#### EXERCISE AIM
Keep only the lines of the listing that include the word "chip", and copy them.

— start of DATASET CONTENT —

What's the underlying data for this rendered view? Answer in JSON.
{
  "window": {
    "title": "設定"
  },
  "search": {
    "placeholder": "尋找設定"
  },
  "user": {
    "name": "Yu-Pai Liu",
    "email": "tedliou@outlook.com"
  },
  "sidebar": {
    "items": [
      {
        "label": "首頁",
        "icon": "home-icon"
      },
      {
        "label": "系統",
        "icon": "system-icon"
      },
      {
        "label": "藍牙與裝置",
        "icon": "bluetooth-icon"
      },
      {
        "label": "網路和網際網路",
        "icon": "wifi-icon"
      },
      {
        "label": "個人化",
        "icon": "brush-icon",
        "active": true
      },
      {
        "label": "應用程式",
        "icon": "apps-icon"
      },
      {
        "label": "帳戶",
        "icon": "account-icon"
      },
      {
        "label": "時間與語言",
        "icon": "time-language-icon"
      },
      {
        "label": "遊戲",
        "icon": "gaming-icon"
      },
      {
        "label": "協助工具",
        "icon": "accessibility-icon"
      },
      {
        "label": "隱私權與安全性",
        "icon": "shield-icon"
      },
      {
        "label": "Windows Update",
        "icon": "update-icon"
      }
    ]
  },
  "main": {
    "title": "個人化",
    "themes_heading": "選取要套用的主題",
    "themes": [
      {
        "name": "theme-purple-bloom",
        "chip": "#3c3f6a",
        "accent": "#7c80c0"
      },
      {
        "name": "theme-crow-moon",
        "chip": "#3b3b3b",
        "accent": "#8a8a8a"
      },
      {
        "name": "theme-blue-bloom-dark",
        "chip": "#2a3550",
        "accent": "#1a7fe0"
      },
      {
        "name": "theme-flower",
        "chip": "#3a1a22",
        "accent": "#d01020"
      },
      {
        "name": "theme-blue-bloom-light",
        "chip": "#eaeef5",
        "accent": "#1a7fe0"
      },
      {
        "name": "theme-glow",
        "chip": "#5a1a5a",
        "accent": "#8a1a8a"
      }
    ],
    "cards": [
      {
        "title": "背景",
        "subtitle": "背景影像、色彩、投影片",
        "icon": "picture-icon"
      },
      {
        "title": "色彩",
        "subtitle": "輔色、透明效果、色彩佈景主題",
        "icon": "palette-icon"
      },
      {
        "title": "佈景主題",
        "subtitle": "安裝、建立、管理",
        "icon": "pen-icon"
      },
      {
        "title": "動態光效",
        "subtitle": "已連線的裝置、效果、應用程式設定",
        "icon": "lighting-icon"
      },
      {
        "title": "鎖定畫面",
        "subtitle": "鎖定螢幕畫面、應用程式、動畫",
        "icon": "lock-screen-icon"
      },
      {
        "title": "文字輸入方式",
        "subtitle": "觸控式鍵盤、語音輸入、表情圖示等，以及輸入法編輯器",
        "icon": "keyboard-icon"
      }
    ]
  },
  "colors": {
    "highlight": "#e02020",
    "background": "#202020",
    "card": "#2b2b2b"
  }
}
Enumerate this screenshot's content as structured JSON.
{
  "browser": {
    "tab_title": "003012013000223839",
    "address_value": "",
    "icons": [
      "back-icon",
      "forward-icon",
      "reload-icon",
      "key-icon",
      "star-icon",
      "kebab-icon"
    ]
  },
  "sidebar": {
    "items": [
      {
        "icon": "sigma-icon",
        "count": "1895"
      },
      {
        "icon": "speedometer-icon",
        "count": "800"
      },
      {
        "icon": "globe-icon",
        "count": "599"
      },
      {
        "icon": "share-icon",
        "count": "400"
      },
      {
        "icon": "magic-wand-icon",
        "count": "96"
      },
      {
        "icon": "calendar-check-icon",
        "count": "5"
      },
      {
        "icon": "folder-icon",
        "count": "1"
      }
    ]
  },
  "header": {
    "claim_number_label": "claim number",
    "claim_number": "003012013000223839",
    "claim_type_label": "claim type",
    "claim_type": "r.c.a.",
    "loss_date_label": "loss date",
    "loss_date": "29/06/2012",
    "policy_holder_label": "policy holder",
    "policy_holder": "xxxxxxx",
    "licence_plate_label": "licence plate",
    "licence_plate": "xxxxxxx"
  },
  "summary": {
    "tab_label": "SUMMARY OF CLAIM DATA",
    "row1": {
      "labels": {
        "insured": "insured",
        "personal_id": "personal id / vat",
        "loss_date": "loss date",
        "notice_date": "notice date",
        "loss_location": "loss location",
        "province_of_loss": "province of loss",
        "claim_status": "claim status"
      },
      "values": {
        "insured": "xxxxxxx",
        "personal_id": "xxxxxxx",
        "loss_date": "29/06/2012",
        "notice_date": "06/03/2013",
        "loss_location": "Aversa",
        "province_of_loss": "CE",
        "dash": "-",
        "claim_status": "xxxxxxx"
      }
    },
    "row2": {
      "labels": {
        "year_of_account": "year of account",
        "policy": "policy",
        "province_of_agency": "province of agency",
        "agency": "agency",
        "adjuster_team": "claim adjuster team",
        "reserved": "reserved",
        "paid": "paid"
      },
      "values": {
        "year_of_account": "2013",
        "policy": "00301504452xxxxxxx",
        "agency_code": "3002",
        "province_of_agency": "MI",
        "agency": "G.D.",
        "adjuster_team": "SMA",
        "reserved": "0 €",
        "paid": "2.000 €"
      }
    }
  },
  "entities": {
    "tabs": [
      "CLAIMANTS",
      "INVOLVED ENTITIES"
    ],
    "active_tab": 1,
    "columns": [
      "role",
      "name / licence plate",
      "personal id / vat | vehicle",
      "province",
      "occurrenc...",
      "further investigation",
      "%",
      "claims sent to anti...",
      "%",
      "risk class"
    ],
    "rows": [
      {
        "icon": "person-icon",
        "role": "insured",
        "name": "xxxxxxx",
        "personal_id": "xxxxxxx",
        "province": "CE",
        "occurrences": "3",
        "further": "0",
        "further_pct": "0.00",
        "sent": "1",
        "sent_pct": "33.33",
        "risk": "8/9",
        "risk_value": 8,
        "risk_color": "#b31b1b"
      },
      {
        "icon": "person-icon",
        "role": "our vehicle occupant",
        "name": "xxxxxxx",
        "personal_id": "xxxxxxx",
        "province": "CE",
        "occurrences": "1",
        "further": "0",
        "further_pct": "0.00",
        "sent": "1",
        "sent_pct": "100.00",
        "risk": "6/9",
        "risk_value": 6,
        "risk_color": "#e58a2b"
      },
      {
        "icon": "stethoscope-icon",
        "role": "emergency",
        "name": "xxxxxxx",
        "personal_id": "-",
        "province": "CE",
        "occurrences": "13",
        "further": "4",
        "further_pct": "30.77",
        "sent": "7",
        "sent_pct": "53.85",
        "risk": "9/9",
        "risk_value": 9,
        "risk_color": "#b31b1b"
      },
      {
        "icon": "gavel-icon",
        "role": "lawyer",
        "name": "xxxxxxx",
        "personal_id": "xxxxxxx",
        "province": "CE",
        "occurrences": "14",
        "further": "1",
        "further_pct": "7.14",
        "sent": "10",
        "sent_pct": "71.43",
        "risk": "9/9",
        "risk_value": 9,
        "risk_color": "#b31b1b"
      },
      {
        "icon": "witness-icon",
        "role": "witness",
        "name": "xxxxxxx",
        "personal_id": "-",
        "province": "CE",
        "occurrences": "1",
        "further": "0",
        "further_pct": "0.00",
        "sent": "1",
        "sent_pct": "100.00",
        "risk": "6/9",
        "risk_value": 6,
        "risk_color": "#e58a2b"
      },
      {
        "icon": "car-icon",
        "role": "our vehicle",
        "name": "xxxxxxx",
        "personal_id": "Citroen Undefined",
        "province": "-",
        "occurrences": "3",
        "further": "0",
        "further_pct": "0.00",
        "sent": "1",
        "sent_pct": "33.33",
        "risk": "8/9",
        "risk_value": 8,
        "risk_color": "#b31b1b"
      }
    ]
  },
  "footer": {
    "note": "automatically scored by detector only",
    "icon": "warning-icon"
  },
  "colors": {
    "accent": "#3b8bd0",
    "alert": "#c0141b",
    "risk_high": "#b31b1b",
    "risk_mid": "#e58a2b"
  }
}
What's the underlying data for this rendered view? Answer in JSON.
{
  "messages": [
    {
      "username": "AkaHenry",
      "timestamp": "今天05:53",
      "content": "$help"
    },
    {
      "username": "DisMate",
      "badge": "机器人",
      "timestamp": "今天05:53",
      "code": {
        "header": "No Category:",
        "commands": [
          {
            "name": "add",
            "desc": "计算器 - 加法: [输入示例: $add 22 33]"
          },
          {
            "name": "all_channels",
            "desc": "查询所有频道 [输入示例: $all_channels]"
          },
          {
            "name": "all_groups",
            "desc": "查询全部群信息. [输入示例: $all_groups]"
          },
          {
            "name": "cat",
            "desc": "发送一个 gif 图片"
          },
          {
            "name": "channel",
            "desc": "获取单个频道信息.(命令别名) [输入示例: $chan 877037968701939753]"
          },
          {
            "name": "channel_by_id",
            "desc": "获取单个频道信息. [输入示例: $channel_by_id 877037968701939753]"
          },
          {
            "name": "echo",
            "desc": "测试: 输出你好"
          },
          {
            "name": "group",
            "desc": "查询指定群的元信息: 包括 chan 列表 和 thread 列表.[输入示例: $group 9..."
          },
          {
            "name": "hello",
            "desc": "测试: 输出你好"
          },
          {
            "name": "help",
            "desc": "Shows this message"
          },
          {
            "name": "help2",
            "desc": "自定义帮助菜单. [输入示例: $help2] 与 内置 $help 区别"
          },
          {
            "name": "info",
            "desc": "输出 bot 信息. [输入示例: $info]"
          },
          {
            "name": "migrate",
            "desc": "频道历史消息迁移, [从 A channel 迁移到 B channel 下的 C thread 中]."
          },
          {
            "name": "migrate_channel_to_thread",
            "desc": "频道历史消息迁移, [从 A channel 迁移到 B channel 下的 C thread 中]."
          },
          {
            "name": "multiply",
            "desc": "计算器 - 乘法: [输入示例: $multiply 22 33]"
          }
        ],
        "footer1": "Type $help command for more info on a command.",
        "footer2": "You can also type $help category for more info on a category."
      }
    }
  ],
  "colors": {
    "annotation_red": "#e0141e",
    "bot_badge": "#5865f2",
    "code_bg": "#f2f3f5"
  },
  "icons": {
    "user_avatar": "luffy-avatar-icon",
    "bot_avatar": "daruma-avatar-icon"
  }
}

— end of DATASET CONTENT —

#### SOLVED EXERCISE
        "chip": "#3c3f6a",
        "chip": "#3b3b3b",
        "chip": "#2a3550",
        "chip": "#3a1a22",
        "chip": "#eaeef5",
        "chip": "#5a1a5a",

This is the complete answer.